Below are the entries; output exactly the lines from the one containing "Type out the text in this image." through the final line, inclusive.

:: EXERCISE INPUT ::

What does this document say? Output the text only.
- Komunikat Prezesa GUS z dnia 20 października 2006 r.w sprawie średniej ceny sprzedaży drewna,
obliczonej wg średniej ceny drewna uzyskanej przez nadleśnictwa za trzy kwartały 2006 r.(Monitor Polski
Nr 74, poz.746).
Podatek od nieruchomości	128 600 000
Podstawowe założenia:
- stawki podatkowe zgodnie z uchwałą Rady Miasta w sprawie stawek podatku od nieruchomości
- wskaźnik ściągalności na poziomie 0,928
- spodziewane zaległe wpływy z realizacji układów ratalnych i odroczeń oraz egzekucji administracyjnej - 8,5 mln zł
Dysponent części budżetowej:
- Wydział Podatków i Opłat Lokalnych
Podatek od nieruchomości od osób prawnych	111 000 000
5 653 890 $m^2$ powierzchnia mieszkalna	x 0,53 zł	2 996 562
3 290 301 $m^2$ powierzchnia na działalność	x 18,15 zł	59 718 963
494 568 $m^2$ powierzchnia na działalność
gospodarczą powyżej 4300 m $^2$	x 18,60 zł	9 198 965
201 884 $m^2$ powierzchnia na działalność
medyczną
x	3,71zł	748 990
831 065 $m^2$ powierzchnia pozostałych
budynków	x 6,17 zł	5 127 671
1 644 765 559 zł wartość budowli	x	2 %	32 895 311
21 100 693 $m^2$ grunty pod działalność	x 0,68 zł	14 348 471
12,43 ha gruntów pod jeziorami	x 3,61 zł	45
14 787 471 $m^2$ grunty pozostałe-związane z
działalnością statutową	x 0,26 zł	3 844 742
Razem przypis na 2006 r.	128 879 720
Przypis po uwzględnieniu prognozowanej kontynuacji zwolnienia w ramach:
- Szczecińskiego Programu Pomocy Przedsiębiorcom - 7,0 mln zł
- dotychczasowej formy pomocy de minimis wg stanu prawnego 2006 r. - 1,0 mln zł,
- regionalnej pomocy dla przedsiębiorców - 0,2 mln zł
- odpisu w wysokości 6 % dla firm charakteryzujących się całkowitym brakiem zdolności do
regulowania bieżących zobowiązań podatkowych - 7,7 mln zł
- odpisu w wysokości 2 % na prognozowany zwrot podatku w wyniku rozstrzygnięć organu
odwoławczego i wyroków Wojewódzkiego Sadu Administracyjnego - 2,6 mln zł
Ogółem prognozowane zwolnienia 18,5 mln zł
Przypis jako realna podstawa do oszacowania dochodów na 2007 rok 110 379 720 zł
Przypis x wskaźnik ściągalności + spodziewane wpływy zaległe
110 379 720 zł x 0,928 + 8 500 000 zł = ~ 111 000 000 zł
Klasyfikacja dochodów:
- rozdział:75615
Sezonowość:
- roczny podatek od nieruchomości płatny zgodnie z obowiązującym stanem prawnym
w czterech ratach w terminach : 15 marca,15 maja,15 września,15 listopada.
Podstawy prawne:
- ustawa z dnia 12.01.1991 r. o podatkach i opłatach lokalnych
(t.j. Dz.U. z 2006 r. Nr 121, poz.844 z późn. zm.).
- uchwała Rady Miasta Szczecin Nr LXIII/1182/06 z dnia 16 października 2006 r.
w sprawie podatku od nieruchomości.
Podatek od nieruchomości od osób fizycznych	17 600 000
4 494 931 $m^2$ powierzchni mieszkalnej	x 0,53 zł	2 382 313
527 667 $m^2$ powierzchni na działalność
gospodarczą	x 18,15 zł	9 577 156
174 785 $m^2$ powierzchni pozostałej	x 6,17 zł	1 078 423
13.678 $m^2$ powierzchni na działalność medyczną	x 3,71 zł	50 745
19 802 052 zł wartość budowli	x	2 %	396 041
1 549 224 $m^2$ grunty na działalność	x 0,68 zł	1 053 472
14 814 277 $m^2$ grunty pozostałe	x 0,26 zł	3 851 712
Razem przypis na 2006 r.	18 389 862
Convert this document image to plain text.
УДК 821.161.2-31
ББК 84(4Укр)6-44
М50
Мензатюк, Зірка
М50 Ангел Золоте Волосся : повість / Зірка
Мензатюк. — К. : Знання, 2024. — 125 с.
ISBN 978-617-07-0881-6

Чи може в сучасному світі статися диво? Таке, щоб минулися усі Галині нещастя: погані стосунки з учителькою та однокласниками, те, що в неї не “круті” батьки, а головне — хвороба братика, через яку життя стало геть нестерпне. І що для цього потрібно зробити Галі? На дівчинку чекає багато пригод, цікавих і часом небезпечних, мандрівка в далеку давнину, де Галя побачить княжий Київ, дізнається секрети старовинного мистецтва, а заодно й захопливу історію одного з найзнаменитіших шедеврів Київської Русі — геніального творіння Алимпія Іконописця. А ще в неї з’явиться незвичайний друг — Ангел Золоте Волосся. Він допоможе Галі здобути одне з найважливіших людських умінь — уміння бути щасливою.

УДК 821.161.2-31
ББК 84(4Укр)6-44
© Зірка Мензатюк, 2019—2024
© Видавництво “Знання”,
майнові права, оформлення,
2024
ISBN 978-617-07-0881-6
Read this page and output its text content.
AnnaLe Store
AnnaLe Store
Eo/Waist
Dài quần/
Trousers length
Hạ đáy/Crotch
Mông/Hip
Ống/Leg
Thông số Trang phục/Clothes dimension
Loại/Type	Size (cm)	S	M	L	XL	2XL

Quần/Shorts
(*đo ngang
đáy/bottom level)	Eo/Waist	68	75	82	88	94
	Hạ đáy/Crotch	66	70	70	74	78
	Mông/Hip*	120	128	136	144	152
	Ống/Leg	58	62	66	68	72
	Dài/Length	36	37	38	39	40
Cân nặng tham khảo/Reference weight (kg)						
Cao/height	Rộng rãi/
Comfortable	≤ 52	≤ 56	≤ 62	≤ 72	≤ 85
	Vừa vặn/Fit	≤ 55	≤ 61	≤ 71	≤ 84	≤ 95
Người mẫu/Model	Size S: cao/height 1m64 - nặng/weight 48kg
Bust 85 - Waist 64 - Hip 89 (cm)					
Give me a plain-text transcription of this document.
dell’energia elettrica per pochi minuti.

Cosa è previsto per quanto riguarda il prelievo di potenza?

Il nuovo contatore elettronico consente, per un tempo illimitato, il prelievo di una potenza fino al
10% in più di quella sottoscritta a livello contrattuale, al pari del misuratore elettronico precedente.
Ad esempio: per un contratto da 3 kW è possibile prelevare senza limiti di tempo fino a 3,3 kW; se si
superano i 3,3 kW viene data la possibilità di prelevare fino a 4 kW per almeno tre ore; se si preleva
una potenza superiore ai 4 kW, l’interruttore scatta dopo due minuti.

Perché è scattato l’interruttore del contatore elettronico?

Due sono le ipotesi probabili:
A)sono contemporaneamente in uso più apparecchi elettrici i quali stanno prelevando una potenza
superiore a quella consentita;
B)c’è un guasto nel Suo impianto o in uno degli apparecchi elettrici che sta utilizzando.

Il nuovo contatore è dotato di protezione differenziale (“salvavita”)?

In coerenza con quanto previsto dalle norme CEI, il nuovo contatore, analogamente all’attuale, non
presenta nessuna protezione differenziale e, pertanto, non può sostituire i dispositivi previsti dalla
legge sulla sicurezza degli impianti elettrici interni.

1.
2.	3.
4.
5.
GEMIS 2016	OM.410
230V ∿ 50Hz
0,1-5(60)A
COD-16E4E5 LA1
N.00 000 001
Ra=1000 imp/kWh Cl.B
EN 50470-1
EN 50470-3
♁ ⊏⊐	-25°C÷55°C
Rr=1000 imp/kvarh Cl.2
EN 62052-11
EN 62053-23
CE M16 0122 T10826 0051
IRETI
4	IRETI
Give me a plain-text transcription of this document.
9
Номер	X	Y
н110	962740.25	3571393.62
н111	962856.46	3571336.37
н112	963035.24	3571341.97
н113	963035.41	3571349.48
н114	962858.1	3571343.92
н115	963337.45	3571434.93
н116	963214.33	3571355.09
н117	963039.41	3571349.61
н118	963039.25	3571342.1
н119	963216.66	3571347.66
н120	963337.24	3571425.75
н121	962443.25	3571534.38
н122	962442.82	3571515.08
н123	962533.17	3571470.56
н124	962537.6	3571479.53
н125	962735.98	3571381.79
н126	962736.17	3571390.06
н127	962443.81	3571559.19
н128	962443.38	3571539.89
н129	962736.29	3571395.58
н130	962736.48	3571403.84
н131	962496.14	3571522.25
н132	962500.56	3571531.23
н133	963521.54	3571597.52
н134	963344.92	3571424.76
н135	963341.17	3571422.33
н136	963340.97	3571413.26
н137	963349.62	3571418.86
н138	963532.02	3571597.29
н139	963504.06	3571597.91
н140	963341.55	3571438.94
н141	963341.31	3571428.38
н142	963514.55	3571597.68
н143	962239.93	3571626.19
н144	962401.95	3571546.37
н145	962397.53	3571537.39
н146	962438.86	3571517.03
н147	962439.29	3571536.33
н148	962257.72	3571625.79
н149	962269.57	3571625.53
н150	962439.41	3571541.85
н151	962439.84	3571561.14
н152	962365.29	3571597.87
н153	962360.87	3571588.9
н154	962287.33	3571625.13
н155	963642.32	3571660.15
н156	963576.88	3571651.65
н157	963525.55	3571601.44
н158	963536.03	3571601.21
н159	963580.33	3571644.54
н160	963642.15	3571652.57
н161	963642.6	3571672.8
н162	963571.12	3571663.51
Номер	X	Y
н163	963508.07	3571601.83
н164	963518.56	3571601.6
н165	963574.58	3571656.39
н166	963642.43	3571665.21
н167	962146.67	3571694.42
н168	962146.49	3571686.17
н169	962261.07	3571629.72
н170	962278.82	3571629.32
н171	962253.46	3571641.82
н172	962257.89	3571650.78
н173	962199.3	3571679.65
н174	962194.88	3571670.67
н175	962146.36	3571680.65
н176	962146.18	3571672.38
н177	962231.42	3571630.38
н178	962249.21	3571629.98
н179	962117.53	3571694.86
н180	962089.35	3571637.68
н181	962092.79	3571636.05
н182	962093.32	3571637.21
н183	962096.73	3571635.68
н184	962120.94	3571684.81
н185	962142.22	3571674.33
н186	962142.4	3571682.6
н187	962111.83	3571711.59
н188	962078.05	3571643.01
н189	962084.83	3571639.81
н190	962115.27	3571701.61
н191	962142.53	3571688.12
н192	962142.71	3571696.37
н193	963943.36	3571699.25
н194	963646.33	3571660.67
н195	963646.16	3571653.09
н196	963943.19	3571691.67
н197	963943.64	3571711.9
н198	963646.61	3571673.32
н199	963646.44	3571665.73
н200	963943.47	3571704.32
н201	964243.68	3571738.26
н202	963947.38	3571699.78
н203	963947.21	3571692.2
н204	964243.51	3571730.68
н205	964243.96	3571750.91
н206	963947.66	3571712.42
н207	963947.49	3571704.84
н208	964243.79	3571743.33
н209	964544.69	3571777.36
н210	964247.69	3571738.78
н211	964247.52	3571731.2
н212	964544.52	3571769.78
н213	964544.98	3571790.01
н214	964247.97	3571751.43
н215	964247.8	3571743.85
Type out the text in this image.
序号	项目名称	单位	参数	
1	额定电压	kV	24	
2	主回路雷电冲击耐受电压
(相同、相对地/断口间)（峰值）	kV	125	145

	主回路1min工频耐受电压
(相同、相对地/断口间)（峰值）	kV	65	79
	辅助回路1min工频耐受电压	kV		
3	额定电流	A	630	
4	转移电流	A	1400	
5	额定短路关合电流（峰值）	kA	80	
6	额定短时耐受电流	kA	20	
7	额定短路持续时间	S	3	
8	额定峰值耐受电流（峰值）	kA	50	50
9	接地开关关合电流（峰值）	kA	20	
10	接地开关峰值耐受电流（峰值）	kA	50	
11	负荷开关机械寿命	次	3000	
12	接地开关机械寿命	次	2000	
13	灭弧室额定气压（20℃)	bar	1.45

:::

> **FULL RESPONSE**
Type out the text in this image.
序号	项目名称	单位	参数	
1	额定电压	kV	24	
2	主回路雷电冲击耐受电压
(相同、相对地/断口间)（峰值）	kV	125	145

	主回路1min工频耐受电压
(相同、相对地/断口间)（峰值）	kV	65	79
	辅助回路1min工频耐受电压	kV		
3	额定电流	A	630	
4	转移电流	A	1400	
5	额定短路关合电流（峰值）	kA	80	
6	额定短时耐受电流	kA	20	
7	额定短路持续时间	S	3	
8	额定峰值耐受电流（峰值）	kA	50	50
9	接地开关关合电流（峰值）	kA	20	
10	接地开关峰值耐受电流（峰值）	kA	50	
11	负荷开关机械寿命	次	3000	
12	接地开关机械寿命	次	2000	
13	灭弧室额定气压（20℃)	bar	1.45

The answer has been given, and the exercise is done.